* JOB *
Produce an exact transcription of the listing below, omitting the pictures.

* Data records *

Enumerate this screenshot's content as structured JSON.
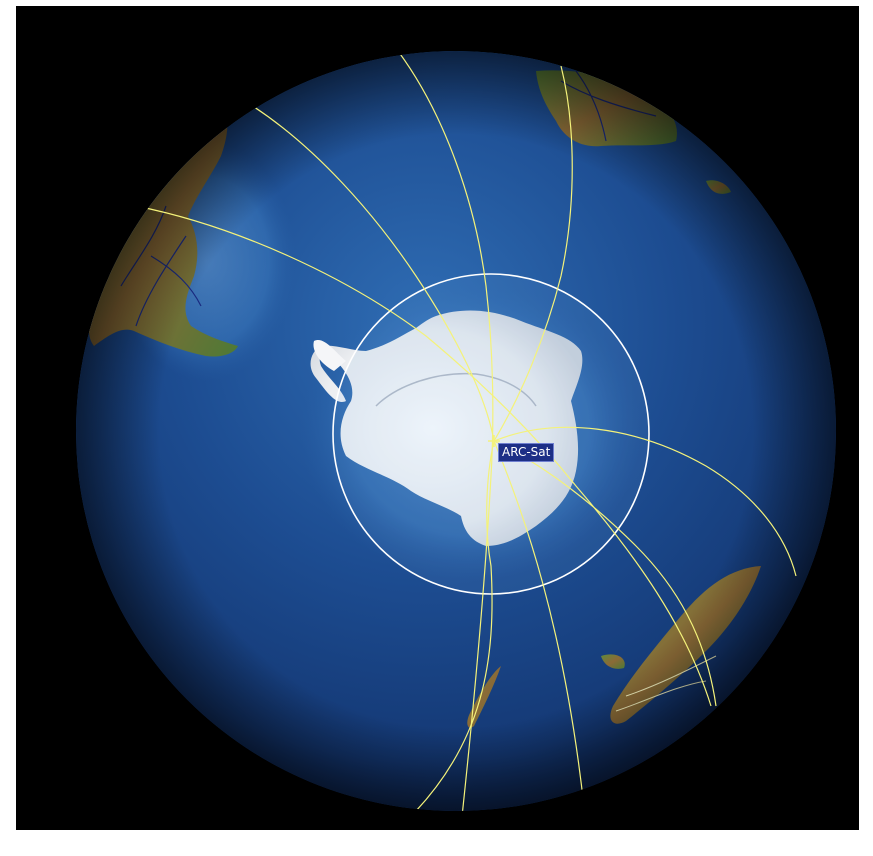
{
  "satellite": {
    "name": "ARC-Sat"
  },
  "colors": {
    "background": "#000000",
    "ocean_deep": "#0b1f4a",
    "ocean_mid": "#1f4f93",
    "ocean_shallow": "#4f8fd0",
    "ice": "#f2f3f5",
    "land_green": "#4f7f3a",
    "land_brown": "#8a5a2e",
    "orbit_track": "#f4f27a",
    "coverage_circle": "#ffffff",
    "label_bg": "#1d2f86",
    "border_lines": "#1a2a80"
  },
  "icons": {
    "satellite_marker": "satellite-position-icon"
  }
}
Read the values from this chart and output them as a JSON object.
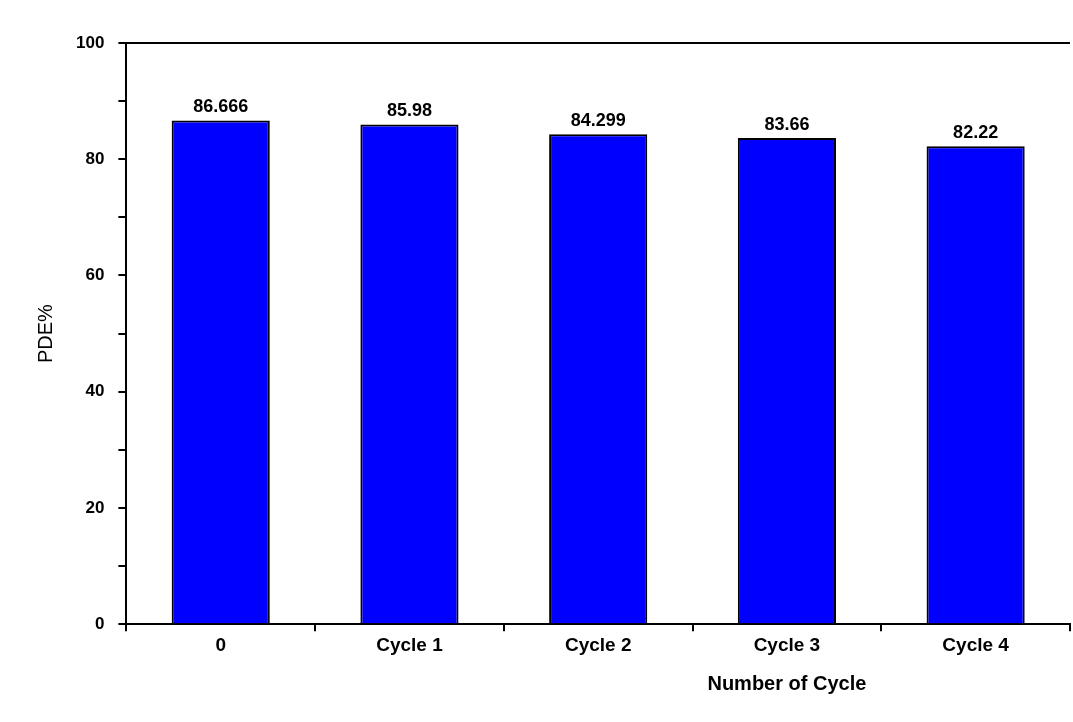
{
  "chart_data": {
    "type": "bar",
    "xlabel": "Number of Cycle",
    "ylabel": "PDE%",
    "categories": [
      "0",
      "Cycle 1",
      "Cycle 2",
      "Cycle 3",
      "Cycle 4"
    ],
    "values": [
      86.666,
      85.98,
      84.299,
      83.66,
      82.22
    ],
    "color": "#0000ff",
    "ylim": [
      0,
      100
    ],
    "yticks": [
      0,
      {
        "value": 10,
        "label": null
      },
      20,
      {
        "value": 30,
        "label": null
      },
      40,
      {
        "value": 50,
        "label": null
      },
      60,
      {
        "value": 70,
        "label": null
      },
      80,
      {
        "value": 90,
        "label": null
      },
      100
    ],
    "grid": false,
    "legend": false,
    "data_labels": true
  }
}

* OUTPUT *
Enumerate this screenshot's content as structured JSON.
{
  "satellite": {
    "name": "ARC-Sat"
  },
  "colors": {
    "background": "#000000",
    "ocean_deep": "#0b1f4a",
    "ocean_mid": "#1f4f93",
    "ocean_shallow": "#4f8fd0",
    "ice": "#f2f3f5",
    "land_green": "#4f7f3a",
    "land_brown": "#8a5a2e",
    "orbit_track": "#f4f27a",
    "coverage_circle": "#ffffff",
    "label_bg": "#1d2f86",
    "border_lines": "#1a2a80"
  },
  "icons": {
    "satellite_marker": "satellite-position-icon"
  }
}
Read the values from this chart and output them as a JSON object.
{
  "chart_data": {
    "type": "bar",
    "xlabel": "Number of Cycle",
    "ylabel": "PDE%",
    "categories": [
      "0",
      "Cycle 1",
      "Cycle 2",
      "Cycle 3",
      "Cycle 4"
    ],
    "values": [
      86.666,
      85.98,
      84.299,
      83.66,
      82.22
    ],
    "color": "#0000ff",
    "ylim": [
      0,
      100
    ],
    "yticks": [
      0,
      {
        "value": 10,
        "label": null
      },
      20,
      {
        "value": 30,
        "label": null
      },
      40,
      {
        "value": 50,
        "label": null
      },
      60,
      {
        "value": 70,
        "label": null
      },
      80,
      {
        "value": 90,
        "label": null
      },
      100
    ],
    "grid": false,
    "legend": false,
    "data_labels": true
  }
}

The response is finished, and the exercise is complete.